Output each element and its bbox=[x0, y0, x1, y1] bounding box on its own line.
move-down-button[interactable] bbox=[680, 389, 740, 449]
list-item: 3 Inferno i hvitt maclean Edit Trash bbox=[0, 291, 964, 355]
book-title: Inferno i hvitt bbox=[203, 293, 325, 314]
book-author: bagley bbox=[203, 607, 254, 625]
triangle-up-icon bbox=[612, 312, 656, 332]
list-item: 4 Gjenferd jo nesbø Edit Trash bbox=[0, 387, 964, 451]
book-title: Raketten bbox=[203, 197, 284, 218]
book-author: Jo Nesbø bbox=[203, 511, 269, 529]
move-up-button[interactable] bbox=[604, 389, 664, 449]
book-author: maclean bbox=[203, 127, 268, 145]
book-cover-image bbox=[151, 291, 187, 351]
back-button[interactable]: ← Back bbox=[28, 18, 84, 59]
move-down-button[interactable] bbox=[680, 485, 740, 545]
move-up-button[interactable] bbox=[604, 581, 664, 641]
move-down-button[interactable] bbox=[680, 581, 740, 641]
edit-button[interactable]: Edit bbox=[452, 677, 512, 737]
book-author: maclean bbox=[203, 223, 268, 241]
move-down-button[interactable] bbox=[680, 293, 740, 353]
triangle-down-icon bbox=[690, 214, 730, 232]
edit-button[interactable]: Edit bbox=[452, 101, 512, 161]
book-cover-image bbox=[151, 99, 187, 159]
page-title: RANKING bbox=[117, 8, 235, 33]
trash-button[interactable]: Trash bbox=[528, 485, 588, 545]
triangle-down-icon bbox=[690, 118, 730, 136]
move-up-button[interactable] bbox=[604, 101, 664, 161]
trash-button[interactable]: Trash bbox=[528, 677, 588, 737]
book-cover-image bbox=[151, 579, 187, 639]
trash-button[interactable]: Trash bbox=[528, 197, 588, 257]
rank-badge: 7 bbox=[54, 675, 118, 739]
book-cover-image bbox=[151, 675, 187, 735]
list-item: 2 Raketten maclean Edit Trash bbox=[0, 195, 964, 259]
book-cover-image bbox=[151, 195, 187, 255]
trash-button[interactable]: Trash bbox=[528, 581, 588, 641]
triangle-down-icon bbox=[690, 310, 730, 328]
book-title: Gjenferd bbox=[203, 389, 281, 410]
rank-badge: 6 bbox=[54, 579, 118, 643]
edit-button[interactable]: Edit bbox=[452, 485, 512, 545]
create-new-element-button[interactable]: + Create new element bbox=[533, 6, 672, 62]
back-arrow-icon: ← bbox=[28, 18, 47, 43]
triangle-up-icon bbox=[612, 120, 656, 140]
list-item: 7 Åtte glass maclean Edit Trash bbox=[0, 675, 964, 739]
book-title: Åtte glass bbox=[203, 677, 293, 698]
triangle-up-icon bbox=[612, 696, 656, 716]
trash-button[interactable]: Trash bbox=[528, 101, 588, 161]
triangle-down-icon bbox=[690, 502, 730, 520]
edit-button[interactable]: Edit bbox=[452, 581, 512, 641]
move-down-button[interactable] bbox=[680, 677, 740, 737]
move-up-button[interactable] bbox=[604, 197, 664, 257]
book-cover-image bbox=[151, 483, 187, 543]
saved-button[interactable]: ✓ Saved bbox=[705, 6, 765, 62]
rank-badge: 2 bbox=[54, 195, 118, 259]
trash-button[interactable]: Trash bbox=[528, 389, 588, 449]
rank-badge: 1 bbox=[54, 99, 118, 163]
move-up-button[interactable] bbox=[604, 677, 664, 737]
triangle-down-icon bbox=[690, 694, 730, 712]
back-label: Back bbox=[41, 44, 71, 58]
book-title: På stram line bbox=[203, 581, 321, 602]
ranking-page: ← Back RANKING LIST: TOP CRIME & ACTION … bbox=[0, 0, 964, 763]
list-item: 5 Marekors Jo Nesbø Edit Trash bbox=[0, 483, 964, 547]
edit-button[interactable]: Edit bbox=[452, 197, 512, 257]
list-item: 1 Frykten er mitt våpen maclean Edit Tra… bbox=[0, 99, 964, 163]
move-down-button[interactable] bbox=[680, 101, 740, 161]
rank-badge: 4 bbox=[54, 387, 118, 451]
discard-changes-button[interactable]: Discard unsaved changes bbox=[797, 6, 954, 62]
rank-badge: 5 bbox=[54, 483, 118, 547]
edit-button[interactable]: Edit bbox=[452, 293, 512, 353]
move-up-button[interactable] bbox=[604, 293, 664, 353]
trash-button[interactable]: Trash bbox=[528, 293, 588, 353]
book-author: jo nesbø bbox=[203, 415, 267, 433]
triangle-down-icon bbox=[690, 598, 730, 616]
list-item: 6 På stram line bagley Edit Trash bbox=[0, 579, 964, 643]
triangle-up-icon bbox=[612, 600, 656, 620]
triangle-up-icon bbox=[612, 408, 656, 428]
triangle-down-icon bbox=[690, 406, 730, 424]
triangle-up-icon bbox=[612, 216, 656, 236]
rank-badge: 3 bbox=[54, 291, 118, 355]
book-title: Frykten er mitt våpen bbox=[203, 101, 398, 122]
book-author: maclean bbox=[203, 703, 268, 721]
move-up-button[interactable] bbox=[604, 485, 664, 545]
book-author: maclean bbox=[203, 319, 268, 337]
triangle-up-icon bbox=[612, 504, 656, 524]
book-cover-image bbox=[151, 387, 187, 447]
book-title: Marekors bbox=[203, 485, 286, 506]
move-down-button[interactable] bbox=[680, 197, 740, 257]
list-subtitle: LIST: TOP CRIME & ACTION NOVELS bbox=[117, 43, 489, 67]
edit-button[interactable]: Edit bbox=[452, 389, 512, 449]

= REQUIRED WORK =
Starting at the first line and ending at the line that contains "edit-button[interactable]: Edit bbox=[452, 485, 512, 545]", output those lines again with "maclean" substituted by "MacLean" and everything else left unchanged.

= EXERCISE RESPONSE =
Output each element and its bbox=[x0, y0, x1, y1] bounding box on its own line.
move-down-button[interactable] bbox=[680, 389, 740, 449]
list-item: 3 Inferno i hvitt MacLean Edit Trash bbox=[0, 291, 964, 355]
book-title: Inferno i hvitt bbox=[203, 293, 325, 314]
book-author: bagley bbox=[203, 607, 254, 625]
triangle-up-icon bbox=[612, 312, 656, 332]
list-item: 4 Gjenferd jo nesbø Edit Trash bbox=[0, 387, 964, 451]
book-title: Raketten bbox=[203, 197, 284, 218]
book-author: Jo Nesbø bbox=[203, 511, 269, 529]
move-up-button[interactable] bbox=[604, 389, 664, 449]
book-author: MacLean bbox=[203, 127, 268, 145]
book-cover-image bbox=[151, 291, 187, 351]
back-button[interactable]: ← Back bbox=[28, 18, 84, 59]
move-down-button[interactable] bbox=[680, 485, 740, 545]
move-up-button[interactable] bbox=[604, 581, 664, 641]
move-down-button[interactable] bbox=[680, 581, 740, 641]
edit-button[interactable]: Edit bbox=[452, 677, 512, 737]
book-author: MacLean bbox=[203, 223, 268, 241]
move-down-button[interactable] bbox=[680, 293, 740, 353]
triangle-down-icon bbox=[690, 214, 730, 232]
edit-button[interactable]: Edit bbox=[452, 101, 512, 161]
book-cover-image bbox=[151, 99, 187, 159]
page-title: RANKING bbox=[117, 8, 235, 33]
trash-button[interactable]: Trash bbox=[528, 485, 588, 545]
triangle-down-icon bbox=[690, 118, 730, 136]
move-up-button[interactable] bbox=[604, 101, 664, 161]
trash-button[interactable]: Trash bbox=[528, 677, 588, 737]
book-cover-image bbox=[151, 579, 187, 639]
trash-button[interactable]: Trash bbox=[528, 197, 588, 257]
rank-badge: 7 bbox=[54, 675, 118, 739]
book-cover-image bbox=[151, 675, 187, 735]
list-item: 2 Raketten MacLean Edit Trash bbox=[0, 195, 964, 259]
book-cover-image bbox=[151, 195, 187, 255]
trash-button[interactable]: Trash bbox=[528, 581, 588, 641]
triangle-down-icon bbox=[690, 310, 730, 328]
book-title: Gjenferd bbox=[203, 389, 281, 410]
rank-badge: 6 bbox=[54, 579, 118, 643]
edit-button[interactable]: Edit bbox=[452, 485, 512, 545]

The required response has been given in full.